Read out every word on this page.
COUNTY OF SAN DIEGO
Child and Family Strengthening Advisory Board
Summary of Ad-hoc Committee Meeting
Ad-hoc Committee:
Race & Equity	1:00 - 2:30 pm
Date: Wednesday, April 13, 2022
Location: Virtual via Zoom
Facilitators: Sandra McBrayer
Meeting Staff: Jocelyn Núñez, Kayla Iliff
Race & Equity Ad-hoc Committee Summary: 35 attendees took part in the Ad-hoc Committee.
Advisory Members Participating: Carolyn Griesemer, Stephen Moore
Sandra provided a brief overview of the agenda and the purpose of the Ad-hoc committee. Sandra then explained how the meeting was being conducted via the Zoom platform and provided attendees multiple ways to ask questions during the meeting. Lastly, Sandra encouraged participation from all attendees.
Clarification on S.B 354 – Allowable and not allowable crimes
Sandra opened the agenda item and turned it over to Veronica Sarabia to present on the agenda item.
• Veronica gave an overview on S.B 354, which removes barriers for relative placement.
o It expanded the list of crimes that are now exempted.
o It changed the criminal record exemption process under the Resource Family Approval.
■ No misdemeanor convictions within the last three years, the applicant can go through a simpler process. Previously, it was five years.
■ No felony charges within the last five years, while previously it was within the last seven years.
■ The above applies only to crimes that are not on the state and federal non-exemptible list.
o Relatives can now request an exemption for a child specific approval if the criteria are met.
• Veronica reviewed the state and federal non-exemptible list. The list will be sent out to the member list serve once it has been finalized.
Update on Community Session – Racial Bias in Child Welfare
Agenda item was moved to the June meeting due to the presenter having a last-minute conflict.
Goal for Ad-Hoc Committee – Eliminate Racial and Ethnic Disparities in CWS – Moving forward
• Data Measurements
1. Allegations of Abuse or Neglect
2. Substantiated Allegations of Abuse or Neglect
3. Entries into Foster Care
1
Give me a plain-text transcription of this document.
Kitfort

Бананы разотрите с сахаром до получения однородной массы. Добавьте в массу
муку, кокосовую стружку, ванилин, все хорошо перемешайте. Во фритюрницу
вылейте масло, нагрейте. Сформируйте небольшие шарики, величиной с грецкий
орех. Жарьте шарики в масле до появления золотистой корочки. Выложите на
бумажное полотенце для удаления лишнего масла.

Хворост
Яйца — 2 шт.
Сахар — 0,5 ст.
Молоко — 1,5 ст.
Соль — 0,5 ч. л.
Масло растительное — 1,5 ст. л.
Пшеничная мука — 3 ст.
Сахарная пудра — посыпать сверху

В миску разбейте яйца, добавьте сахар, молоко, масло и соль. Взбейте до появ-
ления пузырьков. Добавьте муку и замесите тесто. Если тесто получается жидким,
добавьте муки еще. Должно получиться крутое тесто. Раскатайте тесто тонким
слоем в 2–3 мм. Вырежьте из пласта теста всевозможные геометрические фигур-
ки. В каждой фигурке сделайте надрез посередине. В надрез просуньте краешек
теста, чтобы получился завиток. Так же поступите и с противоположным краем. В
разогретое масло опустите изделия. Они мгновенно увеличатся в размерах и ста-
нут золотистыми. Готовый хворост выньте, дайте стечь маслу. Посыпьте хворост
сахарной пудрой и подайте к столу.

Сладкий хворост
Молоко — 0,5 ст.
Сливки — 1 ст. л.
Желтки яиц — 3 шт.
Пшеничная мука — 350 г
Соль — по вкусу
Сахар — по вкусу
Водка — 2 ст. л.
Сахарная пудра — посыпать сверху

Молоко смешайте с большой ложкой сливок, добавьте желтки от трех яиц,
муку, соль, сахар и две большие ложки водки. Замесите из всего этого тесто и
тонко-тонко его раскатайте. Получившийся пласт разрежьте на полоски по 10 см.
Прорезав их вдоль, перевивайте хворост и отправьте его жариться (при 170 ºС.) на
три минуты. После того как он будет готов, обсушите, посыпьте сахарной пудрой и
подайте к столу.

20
□ □ □ □ □ □ □
● What is asked: Write out the records shown above, exactly as they appear.

● Answer in full:
Read out every word on this page.
COUNTY OF SAN DIEGO
Child and Family Strengthening Advisory Board
Summary of Ad-hoc Committee Meeting
Ad-hoc Committee:
Race & Equity	1:00 - 2:30 pm
Date: Wednesday, April 13, 2022
Location: Virtual via Zoom
Facilitators: Sandra McBrayer
Meeting Staff: Jocelyn Núñez, Kayla Iliff
Race & Equity Ad-hoc Committee Summary: 35 attendees took part in the Ad-hoc Committee.
Advisory Members Participating: Carolyn Griesemer, Stephen Moore
Sandra provided a brief overview of the agenda and the purpose of the Ad-hoc committee. Sandra then explained how the meeting was being conducted via the Zoom platform and provided attendees multiple ways to ask questions during the meeting. Lastly, Sandra encouraged participation from all attendees.
Clarification on S.B 354 – Allowable and not allowable crimes
Sandra opened the agenda item and turned it over to Veronica Sarabia to present on the agenda item.
• Veronica gave an overview on S.B 354, which removes barriers for relative placement.
o It expanded the list of crimes that are now exempted.
o It changed the criminal record exemption process under the Resource Family Approval.
■ No misdemeanor convictions within the last three years, the applicant can go through a simpler process. Previously, it was five years.
■ No felony charges within the last five years, while previously it was within the last seven years.
■ The above applies only to crimes that are not on the state and federal non-exemptible list.
o Relatives can now request an exemption for a child specific approval if the criteria are met.
• Veronica reviewed the state and federal non-exemptible list. The list will be sent out to the member list serve once it has been finalized.
Update on Community Session – Racial Bias in Child Welfare
Agenda item was moved to the June meeting due to the presenter having a last-minute conflict.
Goal for Ad-Hoc Committee – Eliminate Racial and Ethnic Disparities in CWS – Moving forward
• Data Measurements
1. Allegations of Abuse or Neglect
2. Substantiated Allegations of Abuse or Neglect
3. Entries into Foster Care
1
Give me a plain-text transcription of this document.
Kitfort

Бананы разотрите с сахаром до получения однородной массы. Добавьте в массу
муку, кокосовую стружку, ванилин, все хорошо перемешайте. Во фритюрницу
вылейте масло, нагрейте. Сформируйте небольшие шарики, величиной с грецкий
орех. Жарьте шарики в масле до появления золотистой корочки. Выложите на
бумажное полотенце для удаления лишнего масла.

Хворост
Яйца — 2 шт.
Сахар — 0,5 ст.
Молоко — 1,5 ст.
Соль — 0,5 ч. л.
Масло растительное — 1,5 ст. л.
Пшеничная мука — 3 ст.
Сахарная пудра — посыпать сверху

В миску разбейте яйца, добавьте сахар, молоко, масло и соль. Взбейте до появ-
ления пузырьков. Добавьте муку и замесите тесто. Если тесто получается жидким,
добавьте муки еще. Должно получиться крутое тесто. Раскатайте тесто тонким
слоем в 2–3 мм. Вырежьте из пласта теста всевозможные геометрические фигур-
ки. В каждой фигурке сделайте надрез посередине. В надрез просуньте краешек
теста, чтобы получился завиток. Так же поступите и с противоположным краем. В
разогретое масло опустите изделия. Они мгновенно увеличатся в размерах и ста-
нут золотистыми. Готовый хворост выньте, дайте стечь маслу. Посыпьте хворост
сахарной пудрой и подайте к столу.

Сладкий хворост
Молоко — 0,5 ст.
Сливки — 1 ст. л.
Желтки яиц — 3 шт.
Пшеничная мука — 350 г
Соль — по вкусу
Сахар — по вкусу
Водка — 2 ст. л.
Сахарная пудра — посыпать сверху

Молоко смешайте с большой ложкой сливок, добавьте желтки от трех яиц,
муку, соль, сахар и две большие ложки водки. Замесите из всего этого тесто и
тонко-тонко его раскатайте. Получившийся пласт разрежьте на полоски по 10 см.
Прорезав их вдоль, перевивайте хворост и отправьте его жариться (при 170 ºС.) на
три минуты. После того как он будет готов, обсушите, посыпьте сахарной пудрой и
подайте к столу.

20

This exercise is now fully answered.